[Task requirements]
Pull out every line below containing the word "type".
** Start of Information given **
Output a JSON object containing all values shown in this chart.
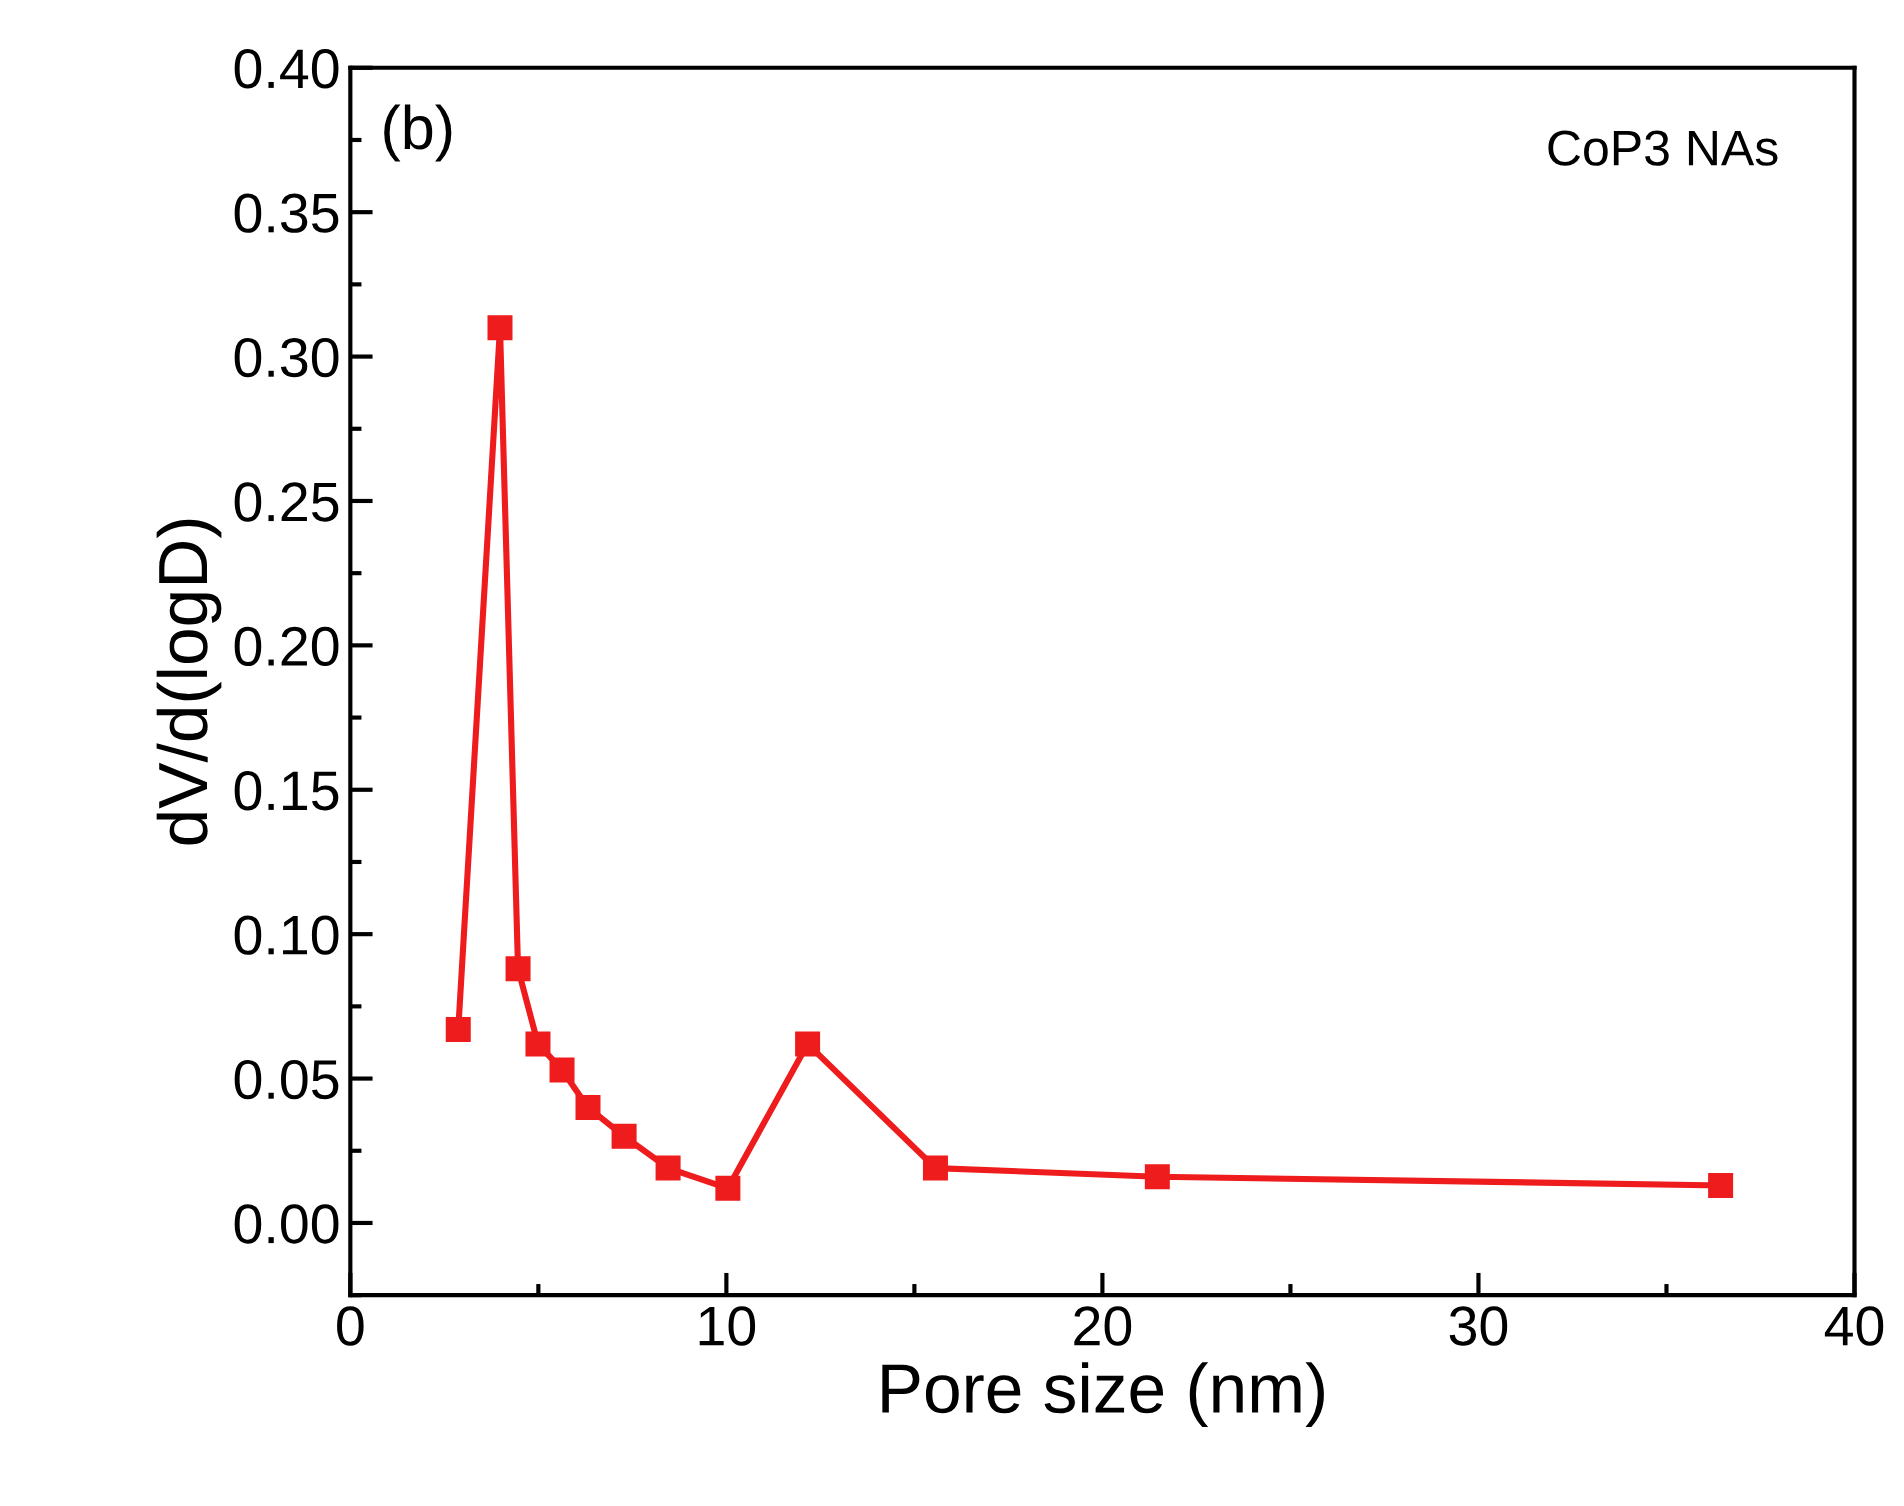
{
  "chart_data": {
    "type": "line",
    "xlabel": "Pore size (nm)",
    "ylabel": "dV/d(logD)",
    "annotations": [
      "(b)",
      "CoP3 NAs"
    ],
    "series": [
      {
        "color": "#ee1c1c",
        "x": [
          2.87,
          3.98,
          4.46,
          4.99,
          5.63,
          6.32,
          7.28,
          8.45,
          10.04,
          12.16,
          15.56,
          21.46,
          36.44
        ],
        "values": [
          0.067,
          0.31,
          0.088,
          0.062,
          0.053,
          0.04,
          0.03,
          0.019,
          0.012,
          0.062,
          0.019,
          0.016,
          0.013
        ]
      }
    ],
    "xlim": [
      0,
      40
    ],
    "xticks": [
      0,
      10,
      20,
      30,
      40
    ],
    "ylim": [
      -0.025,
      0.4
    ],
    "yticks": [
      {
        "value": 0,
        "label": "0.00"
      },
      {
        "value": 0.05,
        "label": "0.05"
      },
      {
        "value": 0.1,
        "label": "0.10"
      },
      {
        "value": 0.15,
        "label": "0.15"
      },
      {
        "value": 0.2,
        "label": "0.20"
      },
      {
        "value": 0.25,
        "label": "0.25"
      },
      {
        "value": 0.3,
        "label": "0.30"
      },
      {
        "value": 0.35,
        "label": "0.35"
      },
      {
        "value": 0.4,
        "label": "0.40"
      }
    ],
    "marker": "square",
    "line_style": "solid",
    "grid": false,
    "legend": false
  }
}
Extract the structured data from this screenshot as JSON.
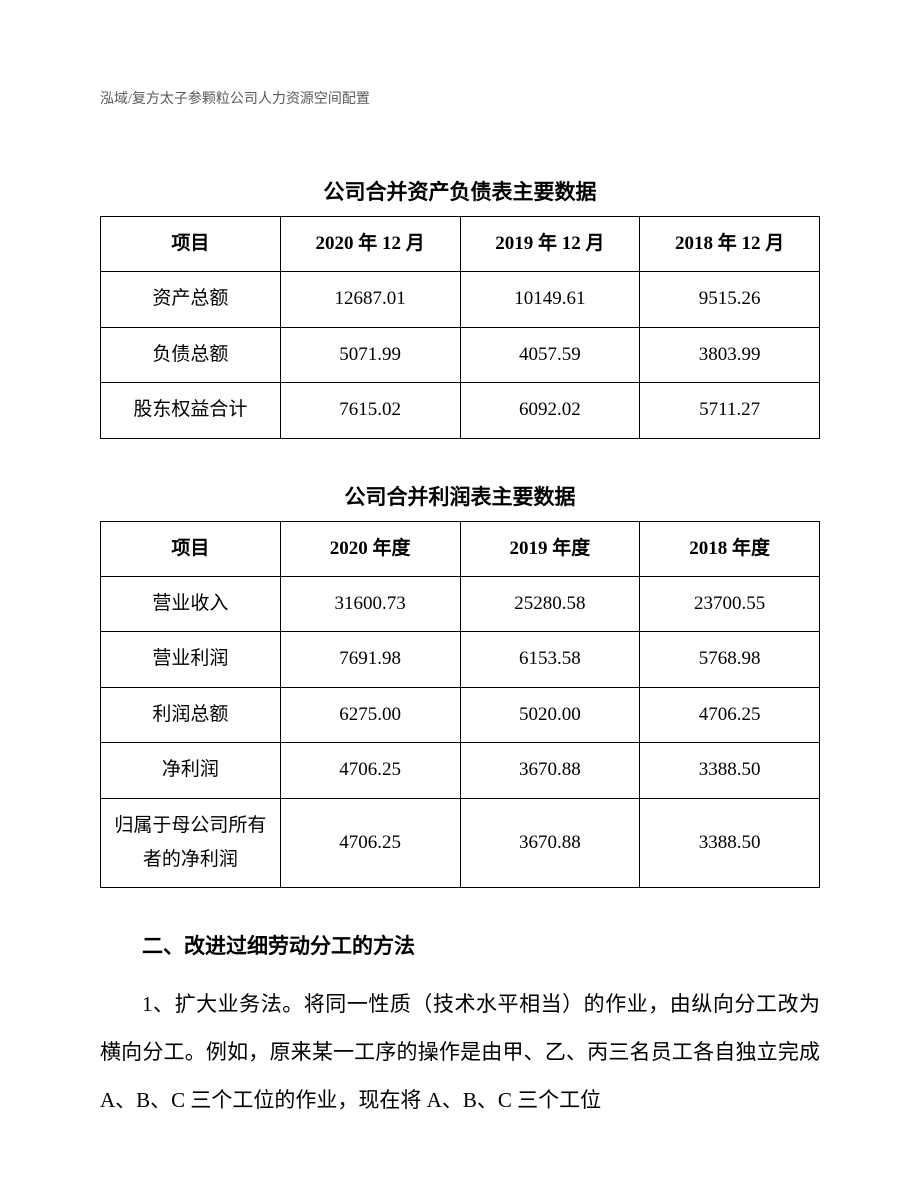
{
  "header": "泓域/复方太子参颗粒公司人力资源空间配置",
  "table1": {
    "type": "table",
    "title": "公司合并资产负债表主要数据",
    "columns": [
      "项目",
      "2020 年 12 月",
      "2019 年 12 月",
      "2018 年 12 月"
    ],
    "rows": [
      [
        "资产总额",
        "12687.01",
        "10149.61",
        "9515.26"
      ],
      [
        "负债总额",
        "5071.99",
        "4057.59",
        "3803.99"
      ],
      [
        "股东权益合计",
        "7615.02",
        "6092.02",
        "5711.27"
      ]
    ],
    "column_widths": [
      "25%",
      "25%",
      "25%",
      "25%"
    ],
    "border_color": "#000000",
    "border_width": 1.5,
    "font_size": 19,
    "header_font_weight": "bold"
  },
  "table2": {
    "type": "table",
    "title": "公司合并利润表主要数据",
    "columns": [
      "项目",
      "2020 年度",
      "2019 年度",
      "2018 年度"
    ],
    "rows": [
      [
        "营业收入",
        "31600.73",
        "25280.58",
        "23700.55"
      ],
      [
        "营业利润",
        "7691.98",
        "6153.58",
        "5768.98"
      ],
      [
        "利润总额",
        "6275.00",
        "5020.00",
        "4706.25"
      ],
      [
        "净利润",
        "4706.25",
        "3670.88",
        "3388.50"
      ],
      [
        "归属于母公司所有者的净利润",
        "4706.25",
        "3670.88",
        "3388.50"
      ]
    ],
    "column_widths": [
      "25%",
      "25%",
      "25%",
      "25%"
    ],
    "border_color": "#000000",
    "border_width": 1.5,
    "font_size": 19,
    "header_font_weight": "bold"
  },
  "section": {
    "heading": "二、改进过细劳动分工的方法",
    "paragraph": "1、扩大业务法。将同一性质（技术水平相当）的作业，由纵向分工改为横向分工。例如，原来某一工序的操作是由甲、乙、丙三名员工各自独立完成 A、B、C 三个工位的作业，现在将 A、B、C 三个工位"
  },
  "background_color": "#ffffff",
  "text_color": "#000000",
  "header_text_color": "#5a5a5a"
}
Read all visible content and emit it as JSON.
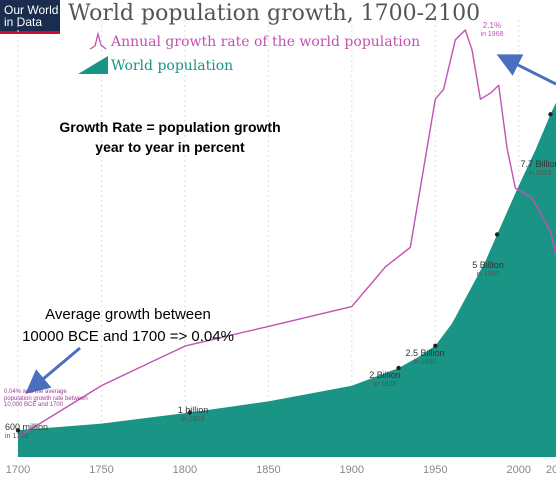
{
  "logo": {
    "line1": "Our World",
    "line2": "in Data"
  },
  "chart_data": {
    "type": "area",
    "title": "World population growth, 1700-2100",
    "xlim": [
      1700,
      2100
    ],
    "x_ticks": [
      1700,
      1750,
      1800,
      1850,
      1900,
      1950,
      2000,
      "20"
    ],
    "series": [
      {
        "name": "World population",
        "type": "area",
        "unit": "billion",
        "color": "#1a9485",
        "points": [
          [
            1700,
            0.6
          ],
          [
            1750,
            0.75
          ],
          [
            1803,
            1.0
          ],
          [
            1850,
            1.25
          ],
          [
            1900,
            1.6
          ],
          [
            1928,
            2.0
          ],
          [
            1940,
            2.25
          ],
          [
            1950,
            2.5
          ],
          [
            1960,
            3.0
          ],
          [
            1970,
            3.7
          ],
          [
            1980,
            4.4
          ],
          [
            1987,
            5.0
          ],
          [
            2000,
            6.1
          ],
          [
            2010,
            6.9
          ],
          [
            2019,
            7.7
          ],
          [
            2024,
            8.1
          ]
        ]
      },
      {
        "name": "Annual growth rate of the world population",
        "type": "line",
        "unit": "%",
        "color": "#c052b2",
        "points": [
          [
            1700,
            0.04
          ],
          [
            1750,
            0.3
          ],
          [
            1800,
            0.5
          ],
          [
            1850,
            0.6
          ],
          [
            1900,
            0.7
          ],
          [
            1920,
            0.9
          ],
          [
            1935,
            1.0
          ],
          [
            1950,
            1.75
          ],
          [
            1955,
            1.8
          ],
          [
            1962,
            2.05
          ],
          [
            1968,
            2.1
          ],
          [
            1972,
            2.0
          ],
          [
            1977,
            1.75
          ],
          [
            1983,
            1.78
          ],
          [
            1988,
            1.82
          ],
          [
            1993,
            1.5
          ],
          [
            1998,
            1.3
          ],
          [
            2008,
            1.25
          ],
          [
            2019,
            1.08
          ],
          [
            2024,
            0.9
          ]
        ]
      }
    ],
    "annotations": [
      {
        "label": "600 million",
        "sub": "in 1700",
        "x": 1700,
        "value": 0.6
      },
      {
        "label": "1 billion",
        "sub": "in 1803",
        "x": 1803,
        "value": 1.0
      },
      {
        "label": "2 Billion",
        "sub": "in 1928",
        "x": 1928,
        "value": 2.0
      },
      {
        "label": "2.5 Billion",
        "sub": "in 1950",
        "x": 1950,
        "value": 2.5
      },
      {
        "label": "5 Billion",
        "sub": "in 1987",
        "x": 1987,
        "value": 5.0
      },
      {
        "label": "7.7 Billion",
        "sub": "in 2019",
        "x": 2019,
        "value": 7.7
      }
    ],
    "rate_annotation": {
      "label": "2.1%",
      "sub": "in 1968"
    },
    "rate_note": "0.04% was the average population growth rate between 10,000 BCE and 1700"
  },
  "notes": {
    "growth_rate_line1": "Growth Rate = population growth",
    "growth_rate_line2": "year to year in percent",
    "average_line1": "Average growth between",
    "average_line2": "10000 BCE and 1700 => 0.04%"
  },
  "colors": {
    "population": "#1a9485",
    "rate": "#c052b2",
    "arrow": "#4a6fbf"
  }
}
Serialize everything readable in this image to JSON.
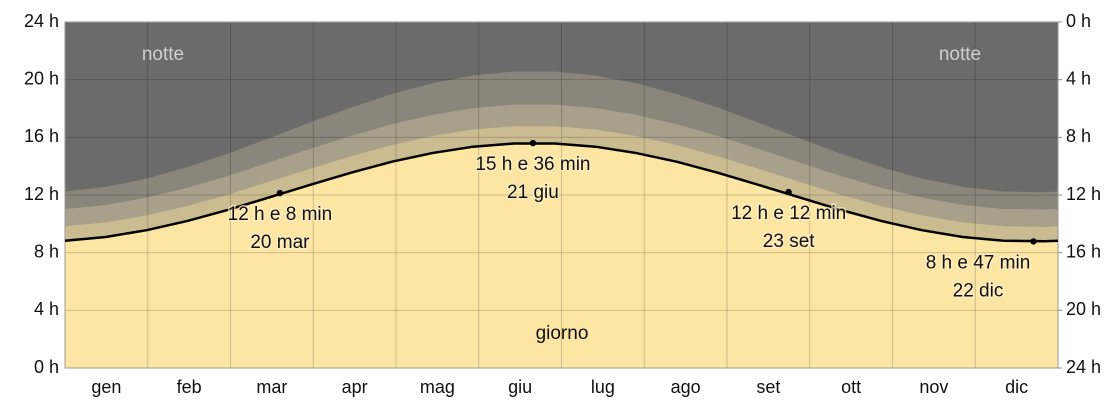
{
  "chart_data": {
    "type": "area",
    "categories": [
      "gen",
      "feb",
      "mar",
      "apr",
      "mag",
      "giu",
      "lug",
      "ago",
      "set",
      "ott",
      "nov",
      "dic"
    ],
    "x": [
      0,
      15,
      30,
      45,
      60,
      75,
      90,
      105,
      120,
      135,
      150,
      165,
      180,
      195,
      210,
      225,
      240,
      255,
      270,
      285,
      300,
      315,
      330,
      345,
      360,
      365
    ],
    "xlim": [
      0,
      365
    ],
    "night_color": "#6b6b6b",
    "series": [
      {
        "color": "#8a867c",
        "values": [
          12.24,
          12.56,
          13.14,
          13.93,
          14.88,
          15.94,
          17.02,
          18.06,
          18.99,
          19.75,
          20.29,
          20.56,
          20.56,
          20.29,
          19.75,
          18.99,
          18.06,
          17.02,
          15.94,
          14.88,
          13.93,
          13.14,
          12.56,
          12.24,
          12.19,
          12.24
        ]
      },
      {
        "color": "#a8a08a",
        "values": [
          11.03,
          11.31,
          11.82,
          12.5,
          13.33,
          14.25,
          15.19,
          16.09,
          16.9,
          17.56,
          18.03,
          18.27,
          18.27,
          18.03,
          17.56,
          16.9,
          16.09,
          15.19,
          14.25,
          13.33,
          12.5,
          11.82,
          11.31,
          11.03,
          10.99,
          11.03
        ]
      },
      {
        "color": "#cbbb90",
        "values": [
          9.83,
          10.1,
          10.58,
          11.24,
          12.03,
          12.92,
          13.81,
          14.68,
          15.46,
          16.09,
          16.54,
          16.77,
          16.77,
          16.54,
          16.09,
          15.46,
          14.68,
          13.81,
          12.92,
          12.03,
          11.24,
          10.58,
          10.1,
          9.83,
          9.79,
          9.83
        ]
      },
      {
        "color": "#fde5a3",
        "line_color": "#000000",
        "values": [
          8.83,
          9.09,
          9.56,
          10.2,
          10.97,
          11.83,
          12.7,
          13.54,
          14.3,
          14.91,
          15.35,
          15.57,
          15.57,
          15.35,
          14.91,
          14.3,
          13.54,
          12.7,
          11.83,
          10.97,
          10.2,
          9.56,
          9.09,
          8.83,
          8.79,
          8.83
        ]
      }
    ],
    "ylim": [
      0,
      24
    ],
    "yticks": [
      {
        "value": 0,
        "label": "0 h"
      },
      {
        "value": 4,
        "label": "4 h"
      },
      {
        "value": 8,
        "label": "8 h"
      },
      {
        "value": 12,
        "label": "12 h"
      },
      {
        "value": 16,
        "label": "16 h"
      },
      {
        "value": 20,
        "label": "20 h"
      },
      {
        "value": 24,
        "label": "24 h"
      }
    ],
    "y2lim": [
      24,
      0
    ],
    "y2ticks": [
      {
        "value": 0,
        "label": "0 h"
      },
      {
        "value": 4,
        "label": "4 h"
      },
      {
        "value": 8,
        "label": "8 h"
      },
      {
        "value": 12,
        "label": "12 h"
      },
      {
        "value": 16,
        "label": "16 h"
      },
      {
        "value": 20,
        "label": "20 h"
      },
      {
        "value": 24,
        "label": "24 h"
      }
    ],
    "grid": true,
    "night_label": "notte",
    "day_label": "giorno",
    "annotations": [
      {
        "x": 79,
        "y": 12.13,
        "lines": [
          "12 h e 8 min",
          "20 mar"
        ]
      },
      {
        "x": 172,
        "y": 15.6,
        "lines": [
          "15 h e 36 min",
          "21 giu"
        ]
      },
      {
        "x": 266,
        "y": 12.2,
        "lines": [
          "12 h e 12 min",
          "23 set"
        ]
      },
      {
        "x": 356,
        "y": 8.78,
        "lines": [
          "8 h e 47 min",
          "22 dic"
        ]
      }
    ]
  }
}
** End of Information given **
[Answer for the task]
    "type": "line",
    "type": "table",
    "type": "table",
    "type": "area",
        "type": "area",
        "type": "line",
    "type": "area",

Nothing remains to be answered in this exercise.